┏━━

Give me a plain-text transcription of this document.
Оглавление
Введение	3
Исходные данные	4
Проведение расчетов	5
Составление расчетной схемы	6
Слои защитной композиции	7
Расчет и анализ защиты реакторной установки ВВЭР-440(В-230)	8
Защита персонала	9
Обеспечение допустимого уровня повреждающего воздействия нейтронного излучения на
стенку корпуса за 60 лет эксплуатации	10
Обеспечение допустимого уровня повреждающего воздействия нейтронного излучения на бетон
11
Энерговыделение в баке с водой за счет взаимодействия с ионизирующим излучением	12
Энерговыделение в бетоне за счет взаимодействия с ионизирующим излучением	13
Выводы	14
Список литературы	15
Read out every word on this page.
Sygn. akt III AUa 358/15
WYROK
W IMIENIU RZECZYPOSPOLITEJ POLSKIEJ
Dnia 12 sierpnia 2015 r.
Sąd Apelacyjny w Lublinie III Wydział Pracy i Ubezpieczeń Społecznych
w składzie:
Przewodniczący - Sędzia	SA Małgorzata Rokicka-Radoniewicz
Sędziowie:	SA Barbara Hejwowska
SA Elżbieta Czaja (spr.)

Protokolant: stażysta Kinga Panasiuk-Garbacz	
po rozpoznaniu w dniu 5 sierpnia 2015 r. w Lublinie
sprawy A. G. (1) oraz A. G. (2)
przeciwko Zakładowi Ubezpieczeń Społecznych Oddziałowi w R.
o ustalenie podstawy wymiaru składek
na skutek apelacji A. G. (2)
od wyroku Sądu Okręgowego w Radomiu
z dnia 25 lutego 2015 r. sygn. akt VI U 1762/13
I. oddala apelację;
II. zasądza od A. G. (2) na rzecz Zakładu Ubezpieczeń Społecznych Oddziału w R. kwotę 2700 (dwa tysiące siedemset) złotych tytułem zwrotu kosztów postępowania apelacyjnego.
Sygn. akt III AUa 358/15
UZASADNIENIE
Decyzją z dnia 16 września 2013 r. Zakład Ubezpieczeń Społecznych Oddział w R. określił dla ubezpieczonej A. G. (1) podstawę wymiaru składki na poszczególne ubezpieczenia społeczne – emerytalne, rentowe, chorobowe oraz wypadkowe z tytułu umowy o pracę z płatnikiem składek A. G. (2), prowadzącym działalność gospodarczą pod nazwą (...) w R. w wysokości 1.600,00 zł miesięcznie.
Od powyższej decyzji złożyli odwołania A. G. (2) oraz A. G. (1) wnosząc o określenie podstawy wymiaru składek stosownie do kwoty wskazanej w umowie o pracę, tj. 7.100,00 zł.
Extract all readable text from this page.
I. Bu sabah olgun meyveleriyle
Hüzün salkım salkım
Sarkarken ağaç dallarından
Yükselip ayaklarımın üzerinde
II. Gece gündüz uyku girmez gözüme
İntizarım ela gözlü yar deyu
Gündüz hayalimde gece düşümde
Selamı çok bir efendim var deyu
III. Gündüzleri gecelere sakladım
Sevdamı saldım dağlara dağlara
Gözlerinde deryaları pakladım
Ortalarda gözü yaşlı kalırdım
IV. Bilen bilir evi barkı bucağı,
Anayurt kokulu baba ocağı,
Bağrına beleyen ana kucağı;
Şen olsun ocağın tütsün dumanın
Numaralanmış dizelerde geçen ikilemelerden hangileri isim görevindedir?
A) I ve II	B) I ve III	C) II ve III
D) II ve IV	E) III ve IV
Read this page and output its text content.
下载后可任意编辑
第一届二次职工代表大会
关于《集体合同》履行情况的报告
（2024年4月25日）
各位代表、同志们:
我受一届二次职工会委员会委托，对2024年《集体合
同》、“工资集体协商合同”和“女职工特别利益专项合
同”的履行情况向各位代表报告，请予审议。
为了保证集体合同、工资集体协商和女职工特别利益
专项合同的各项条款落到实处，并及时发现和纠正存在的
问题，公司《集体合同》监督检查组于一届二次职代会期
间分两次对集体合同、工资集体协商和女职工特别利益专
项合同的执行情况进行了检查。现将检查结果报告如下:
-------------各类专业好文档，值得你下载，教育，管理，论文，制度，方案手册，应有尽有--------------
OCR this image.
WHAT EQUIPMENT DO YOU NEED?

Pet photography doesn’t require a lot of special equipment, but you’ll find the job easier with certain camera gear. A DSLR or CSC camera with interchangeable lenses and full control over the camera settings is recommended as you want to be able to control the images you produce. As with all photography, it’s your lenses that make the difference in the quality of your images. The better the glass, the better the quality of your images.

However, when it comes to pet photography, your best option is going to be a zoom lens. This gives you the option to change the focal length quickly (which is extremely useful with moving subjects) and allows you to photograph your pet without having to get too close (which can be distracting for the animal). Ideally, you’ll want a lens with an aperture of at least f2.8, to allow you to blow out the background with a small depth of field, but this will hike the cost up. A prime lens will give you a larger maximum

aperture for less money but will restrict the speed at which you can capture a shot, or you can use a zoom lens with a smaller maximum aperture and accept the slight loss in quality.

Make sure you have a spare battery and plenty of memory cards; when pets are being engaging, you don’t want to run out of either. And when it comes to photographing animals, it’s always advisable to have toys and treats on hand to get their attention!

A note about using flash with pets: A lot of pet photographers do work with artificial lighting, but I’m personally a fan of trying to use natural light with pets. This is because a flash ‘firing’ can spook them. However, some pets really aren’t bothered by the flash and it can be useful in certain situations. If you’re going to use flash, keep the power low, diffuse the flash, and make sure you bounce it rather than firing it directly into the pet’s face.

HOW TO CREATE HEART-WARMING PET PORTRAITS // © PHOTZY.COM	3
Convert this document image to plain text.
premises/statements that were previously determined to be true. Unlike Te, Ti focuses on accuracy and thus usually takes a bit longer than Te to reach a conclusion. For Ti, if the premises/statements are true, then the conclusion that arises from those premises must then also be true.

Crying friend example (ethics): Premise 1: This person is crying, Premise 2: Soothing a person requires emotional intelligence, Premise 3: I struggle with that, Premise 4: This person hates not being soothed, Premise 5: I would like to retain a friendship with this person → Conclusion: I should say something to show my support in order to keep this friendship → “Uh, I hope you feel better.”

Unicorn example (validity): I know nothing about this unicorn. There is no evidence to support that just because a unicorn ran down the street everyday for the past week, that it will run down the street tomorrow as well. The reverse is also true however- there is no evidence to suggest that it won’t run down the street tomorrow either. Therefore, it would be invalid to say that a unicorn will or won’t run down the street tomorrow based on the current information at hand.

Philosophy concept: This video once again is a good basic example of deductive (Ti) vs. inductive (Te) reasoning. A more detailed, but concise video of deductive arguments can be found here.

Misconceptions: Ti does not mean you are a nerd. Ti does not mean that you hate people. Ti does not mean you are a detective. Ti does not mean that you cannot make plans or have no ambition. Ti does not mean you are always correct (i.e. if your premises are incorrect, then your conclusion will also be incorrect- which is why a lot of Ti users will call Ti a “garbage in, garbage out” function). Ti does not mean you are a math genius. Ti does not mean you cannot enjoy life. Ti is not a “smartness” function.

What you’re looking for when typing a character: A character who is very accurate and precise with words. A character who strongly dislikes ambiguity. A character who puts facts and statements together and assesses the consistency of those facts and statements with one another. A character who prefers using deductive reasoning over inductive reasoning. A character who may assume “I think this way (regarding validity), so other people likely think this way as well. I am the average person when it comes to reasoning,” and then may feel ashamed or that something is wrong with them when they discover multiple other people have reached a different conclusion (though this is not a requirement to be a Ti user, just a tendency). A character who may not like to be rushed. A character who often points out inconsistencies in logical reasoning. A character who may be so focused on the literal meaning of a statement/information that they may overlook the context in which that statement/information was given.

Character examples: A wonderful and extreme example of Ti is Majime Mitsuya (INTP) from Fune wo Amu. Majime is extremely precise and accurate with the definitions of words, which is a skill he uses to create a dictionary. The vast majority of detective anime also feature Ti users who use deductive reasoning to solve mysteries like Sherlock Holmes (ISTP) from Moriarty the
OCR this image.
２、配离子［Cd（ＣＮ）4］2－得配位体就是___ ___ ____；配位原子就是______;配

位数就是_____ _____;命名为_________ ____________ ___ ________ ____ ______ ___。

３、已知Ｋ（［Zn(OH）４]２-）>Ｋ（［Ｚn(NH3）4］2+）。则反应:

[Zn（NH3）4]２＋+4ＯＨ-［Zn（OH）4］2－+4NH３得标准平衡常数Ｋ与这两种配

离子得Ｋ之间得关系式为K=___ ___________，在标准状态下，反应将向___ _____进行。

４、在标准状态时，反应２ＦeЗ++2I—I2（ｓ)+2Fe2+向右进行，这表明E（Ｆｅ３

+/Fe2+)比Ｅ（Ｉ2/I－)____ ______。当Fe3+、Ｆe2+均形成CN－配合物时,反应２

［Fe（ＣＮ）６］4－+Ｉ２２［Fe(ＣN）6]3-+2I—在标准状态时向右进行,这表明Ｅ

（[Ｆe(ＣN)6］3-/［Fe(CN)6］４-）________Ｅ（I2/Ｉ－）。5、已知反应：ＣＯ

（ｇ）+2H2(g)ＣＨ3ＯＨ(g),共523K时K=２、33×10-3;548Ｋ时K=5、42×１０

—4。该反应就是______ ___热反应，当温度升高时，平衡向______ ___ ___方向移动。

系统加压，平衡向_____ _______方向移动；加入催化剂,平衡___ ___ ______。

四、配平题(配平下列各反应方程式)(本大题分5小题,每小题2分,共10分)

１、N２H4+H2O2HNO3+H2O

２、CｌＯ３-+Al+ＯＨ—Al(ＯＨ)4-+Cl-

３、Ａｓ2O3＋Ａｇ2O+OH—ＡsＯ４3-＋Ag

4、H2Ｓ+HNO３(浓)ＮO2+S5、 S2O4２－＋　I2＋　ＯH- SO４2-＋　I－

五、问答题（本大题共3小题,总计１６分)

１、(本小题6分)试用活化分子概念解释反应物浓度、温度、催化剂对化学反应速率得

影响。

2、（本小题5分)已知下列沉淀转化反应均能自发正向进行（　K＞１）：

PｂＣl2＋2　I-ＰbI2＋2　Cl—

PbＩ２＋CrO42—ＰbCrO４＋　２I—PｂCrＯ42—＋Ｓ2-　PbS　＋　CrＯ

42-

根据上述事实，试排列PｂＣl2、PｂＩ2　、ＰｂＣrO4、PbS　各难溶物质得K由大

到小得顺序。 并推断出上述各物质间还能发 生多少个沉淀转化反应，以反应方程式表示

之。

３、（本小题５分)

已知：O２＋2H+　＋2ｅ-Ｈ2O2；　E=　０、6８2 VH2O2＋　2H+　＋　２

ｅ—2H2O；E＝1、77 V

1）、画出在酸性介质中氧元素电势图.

┗━━

=== YOUR GOAL ===
Write out each line of the data that holds the string "Lublinie".

=== WRITTEN RESPONSE ===
Sąd Apelacyjny w Lublinie III Wydział Pracy i Ubezpieczeń Społecznych
po rozpoznaniu w dniu 5 sierpnia 2015 r. w Lublinie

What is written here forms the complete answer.